◆ The problem
Everything from the line containing "What's the underlying" to the final line of the records below should be given again exactly, and nothing else.

◆ Supplied records
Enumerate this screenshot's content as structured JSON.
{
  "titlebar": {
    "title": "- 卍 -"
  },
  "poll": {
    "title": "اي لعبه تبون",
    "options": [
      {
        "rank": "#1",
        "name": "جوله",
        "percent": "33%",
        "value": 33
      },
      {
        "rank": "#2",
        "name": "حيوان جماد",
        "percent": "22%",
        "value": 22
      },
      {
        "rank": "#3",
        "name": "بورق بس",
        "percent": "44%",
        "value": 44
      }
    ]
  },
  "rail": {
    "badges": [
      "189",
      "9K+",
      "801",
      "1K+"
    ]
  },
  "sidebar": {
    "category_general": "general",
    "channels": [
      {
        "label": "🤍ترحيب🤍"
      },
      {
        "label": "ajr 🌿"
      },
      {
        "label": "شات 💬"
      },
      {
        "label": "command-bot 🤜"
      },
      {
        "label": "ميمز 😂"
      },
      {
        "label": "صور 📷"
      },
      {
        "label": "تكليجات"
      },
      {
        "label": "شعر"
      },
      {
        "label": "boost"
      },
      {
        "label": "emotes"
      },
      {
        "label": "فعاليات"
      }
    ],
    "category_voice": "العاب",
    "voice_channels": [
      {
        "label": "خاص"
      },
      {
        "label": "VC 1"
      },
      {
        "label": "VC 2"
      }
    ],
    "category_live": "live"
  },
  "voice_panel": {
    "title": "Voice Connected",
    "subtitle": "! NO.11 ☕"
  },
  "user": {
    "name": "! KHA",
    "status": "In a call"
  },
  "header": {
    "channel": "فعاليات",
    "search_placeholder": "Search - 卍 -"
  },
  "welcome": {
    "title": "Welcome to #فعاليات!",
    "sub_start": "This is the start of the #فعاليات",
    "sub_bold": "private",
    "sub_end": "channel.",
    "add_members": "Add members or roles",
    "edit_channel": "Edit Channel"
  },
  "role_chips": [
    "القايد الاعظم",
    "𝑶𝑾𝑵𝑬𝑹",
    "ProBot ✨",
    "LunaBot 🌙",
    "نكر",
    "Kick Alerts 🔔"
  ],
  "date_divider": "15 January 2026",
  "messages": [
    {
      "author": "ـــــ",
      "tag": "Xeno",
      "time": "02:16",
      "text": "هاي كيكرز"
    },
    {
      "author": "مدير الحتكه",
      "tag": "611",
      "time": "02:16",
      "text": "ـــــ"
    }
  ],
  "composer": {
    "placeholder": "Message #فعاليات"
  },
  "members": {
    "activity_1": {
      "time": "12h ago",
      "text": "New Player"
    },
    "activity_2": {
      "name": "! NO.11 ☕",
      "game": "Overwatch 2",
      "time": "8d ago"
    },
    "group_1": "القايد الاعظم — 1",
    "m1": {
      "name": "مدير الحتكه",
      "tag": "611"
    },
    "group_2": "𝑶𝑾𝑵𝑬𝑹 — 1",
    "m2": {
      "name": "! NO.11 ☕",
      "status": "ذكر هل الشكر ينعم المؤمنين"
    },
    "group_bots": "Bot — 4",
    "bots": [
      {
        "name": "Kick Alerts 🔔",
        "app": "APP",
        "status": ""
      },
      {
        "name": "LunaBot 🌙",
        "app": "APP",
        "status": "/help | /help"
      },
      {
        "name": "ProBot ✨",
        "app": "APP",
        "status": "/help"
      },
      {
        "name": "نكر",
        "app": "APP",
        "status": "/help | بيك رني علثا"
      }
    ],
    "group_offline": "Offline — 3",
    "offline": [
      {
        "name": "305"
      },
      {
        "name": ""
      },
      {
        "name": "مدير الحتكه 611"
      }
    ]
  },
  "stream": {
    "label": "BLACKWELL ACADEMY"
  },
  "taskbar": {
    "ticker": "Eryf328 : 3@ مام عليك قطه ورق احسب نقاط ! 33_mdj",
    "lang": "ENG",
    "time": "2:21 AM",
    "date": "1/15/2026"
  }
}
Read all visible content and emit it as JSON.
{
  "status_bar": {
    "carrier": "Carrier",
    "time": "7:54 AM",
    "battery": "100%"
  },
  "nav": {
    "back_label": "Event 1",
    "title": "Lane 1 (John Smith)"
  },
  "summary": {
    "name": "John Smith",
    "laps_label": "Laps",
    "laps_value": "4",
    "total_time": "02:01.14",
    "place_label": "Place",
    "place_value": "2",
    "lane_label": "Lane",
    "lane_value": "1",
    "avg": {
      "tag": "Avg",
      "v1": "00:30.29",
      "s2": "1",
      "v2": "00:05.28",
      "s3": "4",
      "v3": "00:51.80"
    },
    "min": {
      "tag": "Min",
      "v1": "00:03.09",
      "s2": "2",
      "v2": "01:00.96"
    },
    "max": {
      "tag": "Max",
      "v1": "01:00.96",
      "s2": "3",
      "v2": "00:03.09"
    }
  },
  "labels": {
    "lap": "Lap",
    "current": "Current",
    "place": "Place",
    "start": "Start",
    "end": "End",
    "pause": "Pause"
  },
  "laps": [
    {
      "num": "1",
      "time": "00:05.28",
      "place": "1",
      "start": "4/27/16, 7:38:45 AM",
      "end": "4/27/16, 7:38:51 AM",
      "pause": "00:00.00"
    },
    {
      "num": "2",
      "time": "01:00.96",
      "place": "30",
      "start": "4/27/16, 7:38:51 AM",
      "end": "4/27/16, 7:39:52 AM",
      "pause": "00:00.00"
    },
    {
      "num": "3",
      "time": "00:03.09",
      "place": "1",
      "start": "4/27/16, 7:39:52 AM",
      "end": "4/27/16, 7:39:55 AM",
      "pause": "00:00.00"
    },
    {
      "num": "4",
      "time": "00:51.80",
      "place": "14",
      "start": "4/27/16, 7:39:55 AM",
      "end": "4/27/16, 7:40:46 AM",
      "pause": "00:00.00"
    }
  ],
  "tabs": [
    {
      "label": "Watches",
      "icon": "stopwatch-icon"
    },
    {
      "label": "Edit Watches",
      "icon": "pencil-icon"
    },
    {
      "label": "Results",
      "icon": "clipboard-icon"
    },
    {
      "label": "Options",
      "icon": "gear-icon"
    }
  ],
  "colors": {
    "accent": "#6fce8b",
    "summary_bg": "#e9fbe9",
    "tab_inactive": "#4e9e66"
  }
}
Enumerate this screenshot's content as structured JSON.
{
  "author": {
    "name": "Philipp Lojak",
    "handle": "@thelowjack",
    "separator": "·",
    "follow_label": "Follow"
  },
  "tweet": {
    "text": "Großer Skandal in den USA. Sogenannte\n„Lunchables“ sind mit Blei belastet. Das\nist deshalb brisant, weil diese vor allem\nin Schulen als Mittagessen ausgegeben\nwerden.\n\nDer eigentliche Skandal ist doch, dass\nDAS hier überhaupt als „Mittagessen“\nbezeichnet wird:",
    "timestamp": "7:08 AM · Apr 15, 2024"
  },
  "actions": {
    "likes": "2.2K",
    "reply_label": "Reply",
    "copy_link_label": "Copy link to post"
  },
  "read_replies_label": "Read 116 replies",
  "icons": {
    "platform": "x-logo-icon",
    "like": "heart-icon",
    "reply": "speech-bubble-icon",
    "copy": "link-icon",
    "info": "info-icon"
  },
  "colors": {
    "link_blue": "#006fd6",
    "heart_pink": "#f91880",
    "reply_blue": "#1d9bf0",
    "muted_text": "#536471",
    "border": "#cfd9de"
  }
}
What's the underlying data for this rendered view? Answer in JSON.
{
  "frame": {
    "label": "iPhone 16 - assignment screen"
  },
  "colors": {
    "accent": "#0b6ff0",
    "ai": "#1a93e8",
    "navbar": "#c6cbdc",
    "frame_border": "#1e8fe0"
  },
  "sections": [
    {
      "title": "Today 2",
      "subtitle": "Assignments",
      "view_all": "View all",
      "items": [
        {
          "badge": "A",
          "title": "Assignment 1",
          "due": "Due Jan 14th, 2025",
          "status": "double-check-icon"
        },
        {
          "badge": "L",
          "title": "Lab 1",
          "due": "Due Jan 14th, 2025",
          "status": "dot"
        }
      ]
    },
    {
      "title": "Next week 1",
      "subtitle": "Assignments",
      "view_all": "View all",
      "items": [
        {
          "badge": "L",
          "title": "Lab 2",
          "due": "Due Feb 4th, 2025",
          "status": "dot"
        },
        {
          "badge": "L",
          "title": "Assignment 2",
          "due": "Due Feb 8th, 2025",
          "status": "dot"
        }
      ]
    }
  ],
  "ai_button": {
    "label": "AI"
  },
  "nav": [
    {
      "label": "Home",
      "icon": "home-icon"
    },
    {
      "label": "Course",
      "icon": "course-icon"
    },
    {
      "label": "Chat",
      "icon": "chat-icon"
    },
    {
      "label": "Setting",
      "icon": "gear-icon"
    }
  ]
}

◆ Right answer
What's the underlying data for this rendered view? Answer in JSON.
{
  "frame": {
    "label": "iPhone 16 - assignment screen"
  },
  "colors": {
    "accent": "#0b6ff0",
    "ai": "#1a93e8",
    "navbar": "#c6cbdc",
    "frame_border": "#1e8fe0"
  },
  "sections": [
    {
      "title": "Today 2",
      "subtitle": "Assignments",
      "view_all": "View all",
      "items": [
        {
          "badge": "A",
          "title": "Assignment 1",
          "due": "Due Jan 14th, 2025",
          "status": "double-check-icon"
        },
        {
          "badge": "L",
          "title": "Lab 1",
          "due": "Due Jan 14th, 2025",
          "status": "dot"
        }
      ]
    },
    {
      "title": "Next week 1",
      "subtitle": "Assignments",
      "view_all": "View all",
      "items": [
        {
          "badge": "L",
          "title": "Lab 2",
          "due": "Due Feb 4th, 2025",
          "status": "dot"
        },
        {
          "badge": "L",
          "title": "Assignment 2",
          "due": "Due Feb 8th, 2025",
          "status": "dot"
        }
      ]
    }
  ],
  "ai_button": {
    "label": "AI"
  },
  "nav": [
    {
      "label": "Home",
      "icon": "home-icon"
    },
    {
      "label": "Course",
      "icon": "course-icon"
    },
    {
      "label": "Chat",
      "icon": "chat-icon"
    },
    {
      "label": "Setting",
      "icon": "gear-icon"
    }
  ]
}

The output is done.